● **WHAT IS REQUIRED**:
Give the number of lines holding the string "this", and nothing else.

● **DATA PROVIDED**:

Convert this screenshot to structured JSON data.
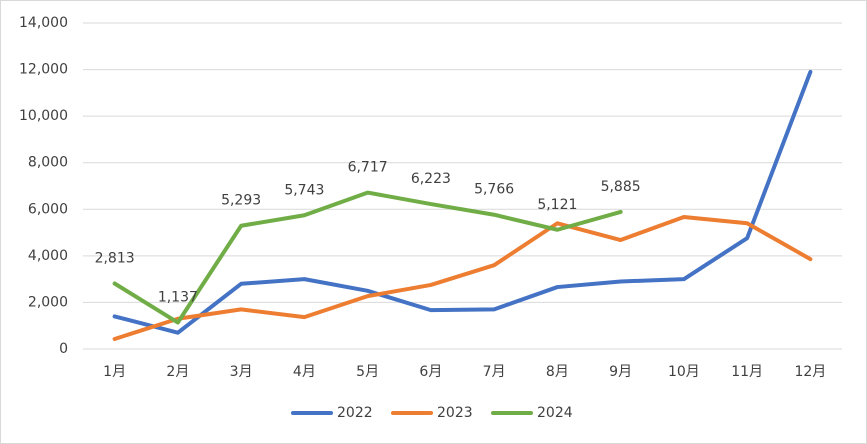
{
  "chart_data": {
    "type": "line",
    "categories": [
      "1月",
      "2月",
      "3月",
      "4月",
      "5月",
      "6月",
      "7月",
      "8月",
      "9月",
      "10月",
      "11月",
      "12月"
    ],
    "series": [
      {
        "name": "2022",
        "color": "#4472c4",
        "values": [
          1400,
          700,
          2800,
          3000,
          2500,
          1670,
          1700,
          2660,
          2900,
          3000,
          4760,
          11900
        ]
      },
      {
        "name": "2023",
        "color": "#ed7d31",
        "values": [
          430,
          1300,
          1700,
          1370,
          2270,
          2750,
          3600,
          5400,
          4680,
          5670,
          5400,
          3860
        ]
      },
      {
        "name": "2024",
        "color": "#70ad47",
        "values": [
          2813,
          1137,
          5293,
          5743,
          6717,
          6223,
          5766,
          5121,
          5885,
          null,
          null,
          null
        ],
        "value_labels": [
          "2,813",
          "1,137",
          "5,293",
          "5,743",
          "6,717",
          "6,223",
          "5,766",
          "5,121",
          "5,885",
          null,
          null,
          null
        ]
      }
    ],
    "ylim": [
      0,
      14000
    ],
    "yticks": [
      0,
      {
        "value": 2000,
        "label": "2,000"
      },
      {
        "value": 4000,
        "label": "4,000"
      },
      {
        "value": 6000,
        "label": "6,000"
      },
      {
        "value": 8000,
        "label": "8,000"
      },
      {
        "value": 10000,
        "label": "10,000"
      },
      {
        "value": 12000,
        "label": "12,000"
      },
      {
        "value": 14000,
        "label": "14,000"
      }
    ],
    "grid": true,
    "legend": "bottom"
  }
}
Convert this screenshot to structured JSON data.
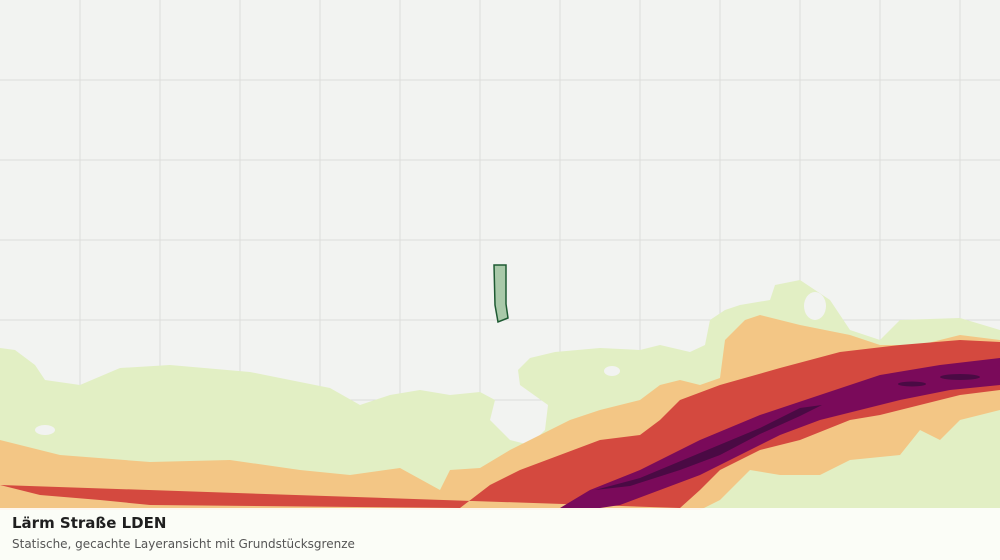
{
  "header": {
    "title": "Lärm Straße LDEN",
    "subtitle": "Statische, gecachte Layeransicht mit Grundstücksgrenze"
  }
}
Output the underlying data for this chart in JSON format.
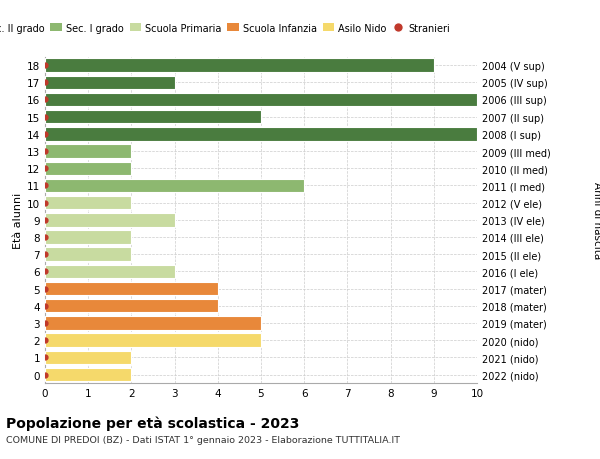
{
  "ages": [
    0,
    1,
    2,
    3,
    4,
    5,
    6,
    7,
    8,
    9,
    10,
    11,
    12,
    13,
    14,
    15,
    16,
    17,
    18
  ],
  "right_labels": [
    "2022 (nido)",
    "2021 (nido)",
    "2020 (nido)",
    "2019 (mater)",
    "2018 (mater)",
    "2017 (mater)",
    "2016 (I ele)",
    "2015 (II ele)",
    "2014 (III ele)",
    "2013 (IV ele)",
    "2012 (V ele)",
    "2011 (I med)",
    "2010 (II med)",
    "2009 (III med)",
    "2008 (I sup)",
    "2007 (II sup)",
    "2006 (III sup)",
    "2005 (IV sup)",
    "2004 (V sup)"
  ],
  "values": [
    2,
    2,
    5,
    5,
    4,
    4,
    3,
    2,
    2,
    3,
    2,
    6,
    2,
    2,
    10,
    5,
    10,
    3,
    9
  ],
  "colors": [
    "#f5d96b",
    "#f5d96b",
    "#f5d96b",
    "#e8883a",
    "#e8883a",
    "#e8883a",
    "#c8dba0",
    "#c8dba0",
    "#c8dba0",
    "#c8dba0",
    "#c8dba0",
    "#8db870",
    "#8db870",
    "#8db870",
    "#4a7c3f",
    "#4a7c3f",
    "#4a7c3f",
    "#4a7c3f",
    "#4a7c3f"
  ],
  "title": "Popolazione per età scolastica - 2023",
  "subtitle": "COMUNE DI PREDOI (BZ) - Dati ISTAT 1° gennaio 2023 - Elaborazione TUTTITALIA.IT",
  "ylabel": "Età alunni",
  "right_ylabel": "Anni di nascita",
  "xlim": [
    0,
    10
  ],
  "legend_labels": [
    "Sec. II grado",
    "Sec. I grado",
    "Scuola Primaria",
    "Scuola Infanzia",
    "Asilo Nido",
    "Stranieri"
  ],
  "legend_colors": [
    "#4a7c3f",
    "#8db870",
    "#c8dba0",
    "#e8883a",
    "#f5d96b",
    "#c0392b"
  ],
  "bg_color": "#ffffff",
  "grid_color": "#cccccc",
  "dot_color": "#c0392b"
}
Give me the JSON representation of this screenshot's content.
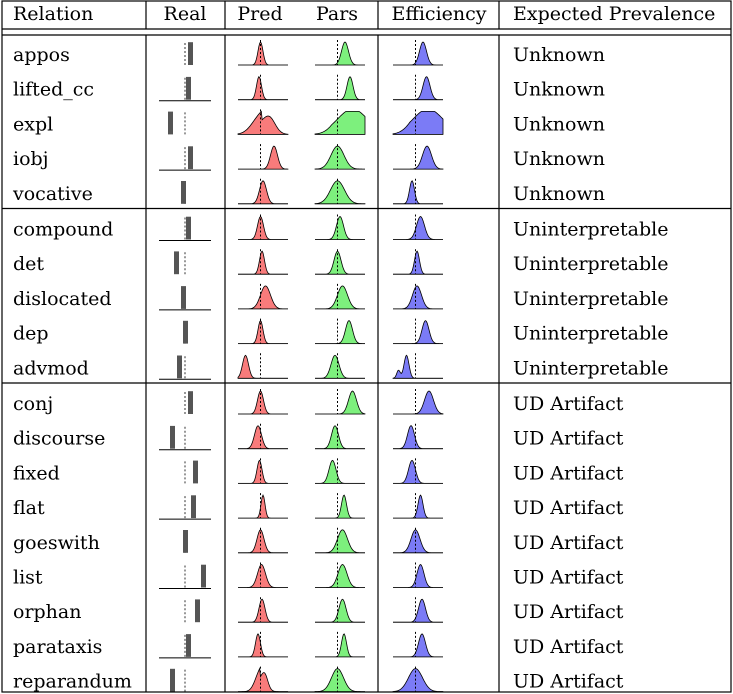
{
  "headers": {
    "relation": "Relation",
    "real": "Real",
    "pred": "Pred",
    "pars": "Pars",
    "efficiency": "Efficiency",
    "expected": "Expected Prevalence"
  },
  "colors": {
    "pred": "#f87b7b",
    "pars": "#7df07d",
    "efficiency": "#7b7bf6",
    "real_bar": "#555555",
    "baseline": "#999999"
  },
  "groups": [
    {
      "rows": [
        {
          "relation": "appos",
          "expected": "Unknown",
          "real": {
            "offset": 0.55,
            "height": 0.95,
            "underline": false
          },
          "pred": {
            "shape": "normal",
            "mean": 0.45,
            "sd": 0.05,
            "mark": 0.45
          },
          "pars": {
            "shape": "normal",
            "mean": 0.6,
            "sd": 0.07,
            "mark": 0.45
          },
          "eff": {
            "shape": "normal",
            "mean": 0.6,
            "sd": 0.07,
            "mark": 0.45
          }
        },
        {
          "relation": "lifted_cc",
          "expected": "Unknown",
          "real": {
            "offset": 0.35,
            "height": 0.95,
            "underline": true
          },
          "pred": {
            "shape": "normal",
            "mean": 0.42,
            "sd": 0.05,
            "mark": 0.45
          },
          "pars": {
            "shape": "normal",
            "mean": 0.7,
            "sd": 0.06,
            "mark": 0.45
          },
          "eff": {
            "shape": "normal",
            "mean": 0.67,
            "sd": 0.07,
            "mark": 0.45
          }
        },
        {
          "relation": "expl",
          "expected": "Unknown",
          "real": {
            "offset": -1.45,
            "height": 0.95,
            "underline": false
          },
          "pred": {
            "shape": "skew",
            "mean": 0.48,
            "sd": 0.18,
            "mark": 0.45
          },
          "pars": {
            "shape": "wide",
            "mean": 0.75,
            "sd": 0.3,
            "mark": 0.45
          },
          "eff": {
            "shape": "wide",
            "mean": 0.7,
            "sd": 0.3,
            "mark": 0.45
          }
        },
        {
          "relation": "iobj",
          "expected": "Unknown",
          "real": {
            "offset": 0.55,
            "height": 0.95,
            "underline": true
          },
          "pred": {
            "shape": "normal",
            "mean": 0.72,
            "sd": 0.07,
            "mark": 0.45
          },
          "pars": {
            "shape": "normal",
            "mean": 0.45,
            "sd": 0.13,
            "mark": 0.45
          },
          "eff": {
            "shape": "normal",
            "mean": 0.68,
            "sd": 0.09,
            "mark": 0.45
          }
        },
        {
          "relation": "vocative",
          "expected": "Unknown",
          "real": {
            "offset": -0.15,
            "height": 0.95,
            "underline": false
          },
          "pred": {
            "shape": "normal",
            "mean": 0.5,
            "sd": 0.07,
            "mark": 0.45
          },
          "pars": {
            "shape": "normal",
            "mean": 0.45,
            "sd": 0.14,
            "mark": 0.45
          },
          "eff": {
            "shape": "normal",
            "mean": 0.38,
            "sd": 0.05,
            "mark": 0.45
          }
        }
      ]
    },
    {
      "rows": [
        {
          "relation": "compound",
          "expected": "Uninterpretable",
          "real": {
            "offset": 0.35,
            "height": 0.95,
            "underline": true
          },
          "pred": {
            "shape": "normal",
            "mean": 0.45,
            "sd": 0.06,
            "mark": 0.45
          },
          "pars": {
            "shape": "normal",
            "mean": 0.5,
            "sd": 0.07,
            "mark": 0.45
          },
          "eff": {
            "shape": "normal",
            "mean": 0.55,
            "sd": 0.08,
            "mark": 0.45
          }
        },
        {
          "relation": "det",
          "expected": "Uninterpretable",
          "real": {
            "offset": -0.85,
            "height": 0.95,
            "underline": false
          },
          "pred": {
            "shape": "normal",
            "mean": 0.48,
            "sd": 0.05,
            "mark": 0.45
          },
          "pars": {
            "shape": "normal",
            "mean": 0.45,
            "sd": 0.07,
            "mark": 0.45
          },
          "eff": {
            "shape": "normal",
            "mean": 0.48,
            "sd": 0.05,
            "mark": 0.45
          }
        },
        {
          "relation": "dislocated",
          "expected": "Uninterpretable",
          "real": {
            "offset": -0.15,
            "height": 0.95,
            "underline": true
          },
          "pred": {
            "shape": "normal",
            "mean": 0.55,
            "sd": 0.1,
            "mark": 0.45
          },
          "pars": {
            "shape": "normal",
            "mean": 0.55,
            "sd": 0.1,
            "mark": 0.45
          },
          "eff": {
            "shape": "normal",
            "mean": 0.48,
            "sd": 0.09,
            "mark": 0.45
          }
        },
        {
          "relation": "dep",
          "expected": "Uninterpretable",
          "real": {
            "offset": 0.05,
            "height": 0.95,
            "underline": false
          },
          "pred": {
            "shape": "normal",
            "mean": 0.45,
            "sd": 0.05,
            "mark": 0.45
          },
          "pars": {
            "shape": "normal",
            "mean": 0.68,
            "sd": 0.07,
            "mark": 0.45
          },
          "eff": {
            "shape": "normal",
            "mean": 0.65,
            "sd": 0.07,
            "mark": 0.45
          }
        },
        {
          "relation": "advmod",
          "expected": "Uninterpretable",
          "real": {
            "offset": -0.55,
            "height": 0.95,
            "underline": true
          },
          "pred": {
            "shape": "normal",
            "mean": 0.15,
            "sd": 0.06,
            "mark": 0.45
          },
          "pars": {
            "shape": "normal",
            "mean": 0.4,
            "sd": 0.08,
            "mark": 0.45
          },
          "eff": {
            "shape": "bimodal",
            "mean": 0.27,
            "sd": 0.05,
            "mark": 0.45
          }
        }
      ]
    },
    {
      "rows": [
        {
          "relation": "conj",
          "expected": "UD Artifact",
          "real": {
            "offset": 0.55,
            "height": 0.95,
            "underline": false
          },
          "pred": {
            "shape": "normal",
            "mean": 0.45,
            "sd": 0.06,
            "mark": 0.45
          },
          "pars": {
            "shape": "normal",
            "mean": 0.75,
            "sd": 0.08,
            "mark": 0.45
          },
          "eff": {
            "shape": "normal",
            "mean": 0.72,
            "sd": 0.09,
            "mark": 0.45
          }
        },
        {
          "relation": "discourse",
          "expected": "UD Artifact",
          "real": {
            "offset": -1.25,
            "height": 0.95,
            "underline": true
          },
          "pred": {
            "shape": "normal",
            "mean": 0.4,
            "sd": 0.07,
            "mark": 0.45
          },
          "pars": {
            "shape": "normal",
            "mean": 0.4,
            "sd": 0.07,
            "mark": 0.45
          },
          "eff": {
            "shape": "normal",
            "mean": 0.36,
            "sd": 0.07,
            "mark": 0.45
          }
        },
        {
          "relation": "fixed",
          "expected": "UD Artifact",
          "real": {
            "offset": 1.05,
            "height": 0.95,
            "underline": false
          },
          "pred": {
            "shape": "normal",
            "mean": 0.43,
            "sd": 0.05,
            "mark": 0.45
          },
          "pars": {
            "shape": "normal",
            "mean": 0.35,
            "sd": 0.07,
            "mark": 0.45
          },
          "eff": {
            "shape": "normal",
            "mean": 0.38,
            "sd": 0.07,
            "mark": 0.45
          }
        },
        {
          "relation": "flat",
          "expected": "UD Artifact",
          "real": {
            "offset": 0.85,
            "height": 0.95,
            "underline": true
          },
          "pred": {
            "shape": "normal",
            "mean": 0.5,
            "sd": 0.04,
            "mark": 0.45
          },
          "pars": {
            "shape": "normal",
            "mean": 0.58,
            "sd": 0.05,
            "mark": 0.45
          },
          "eff": {
            "shape": "normal",
            "mean": 0.55,
            "sd": 0.05,
            "mark": 0.45
          }
        },
        {
          "relation": "goeswith",
          "expected": "UD Artifact",
          "real": {
            "offset": 0.05,
            "height": 0.95,
            "underline": false
          },
          "pred": {
            "shape": "normal",
            "mean": 0.45,
            "sd": 0.07,
            "mark": 0.45
          },
          "pars": {
            "shape": "normal",
            "mean": 0.55,
            "sd": 0.1,
            "mark": 0.45
          },
          "eff": {
            "shape": "normal",
            "mean": 0.45,
            "sd": 0.09,
            "mark": 0.45
          }
        },
        {
          "relation": "list",
          "expected": "UD Artifact",
          "real": {
            "offset": 1.85,
            "height": 0.95,
            "underline": true
          },
          "pred": {
            "shape": "normal",
            "mean": 0.47,
            "sd": 0.08,
            "mark": 0.45
          },
          "pars": {
            "shape": "normal",
            "mean": 0.55,
            "sd": 0.09,
            "mark": 0.45
          },
          "eff": {
            "shape": "normal",
            "mean": 0.55,
            "sd": 0.07,
            "mark": 0.45
          }
        },
        {
          "relation": "orphan",
          "expected": "UD Artifact",
          "real": {
            "offset": 1.25,
            "height": 0.95,
            "underline": false
          },
          "pred": {
            "shape": "normal",
            "mean": 0.48,
            "sd": 0.06,
            "mark": 0.45
          },
          "pars": {
            "shape": "normal",
            "mean": 0.55,
            "sd": 0.07,
            "mark": 0.45
          },
          "eff": {
            "shape": "normal",
            "mean": 0.58,
            "sd": 0.07,
            "mark": 0.45
          }
        },
        {
          "relation": "parataxis",
          "expected": "UD Artifact",
          "real": {
            "offset": 0.35,
            "height": 0.95,
            "underline": true
          },
          "pred": {
            "shape": "normal",
            "mean": 0.4,
            "sd": 0.05,
            "mark": 0.45
          },
          "pars": {
            "shape": "normal",
            "mean": 0.58,
            "sd": 0.05,
            "mark": 0.45
          },
          "eff": {
            "shape": "normal",
            "mean": 0.58,
            "sd": 0.07,
            "mark": 0.45
          }
        },
        {
          "relation": "reparandum",
          "expected": "UD Artifact",
          "real": {
            "offset": -1.25,
            "height": 0.95,
            "underline": false
          },
          "pred": {
            "shape": "skew",
            "mean": 0.45,
            "sd": 0.1,
            "mark": 0.45
          },
          "pars": {
            "shape": "normal",
            "mean": 0.45,
            "sd": 0.12,
            "mark": 0.45
          },
          "eff": {
            "shape": "normal",
            "mean": 0.45,
            "sd": 0.14,
            "mark": 0.45
          }
        }
      ]
    }
  ]
}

● **TASK RESPONSE**:
4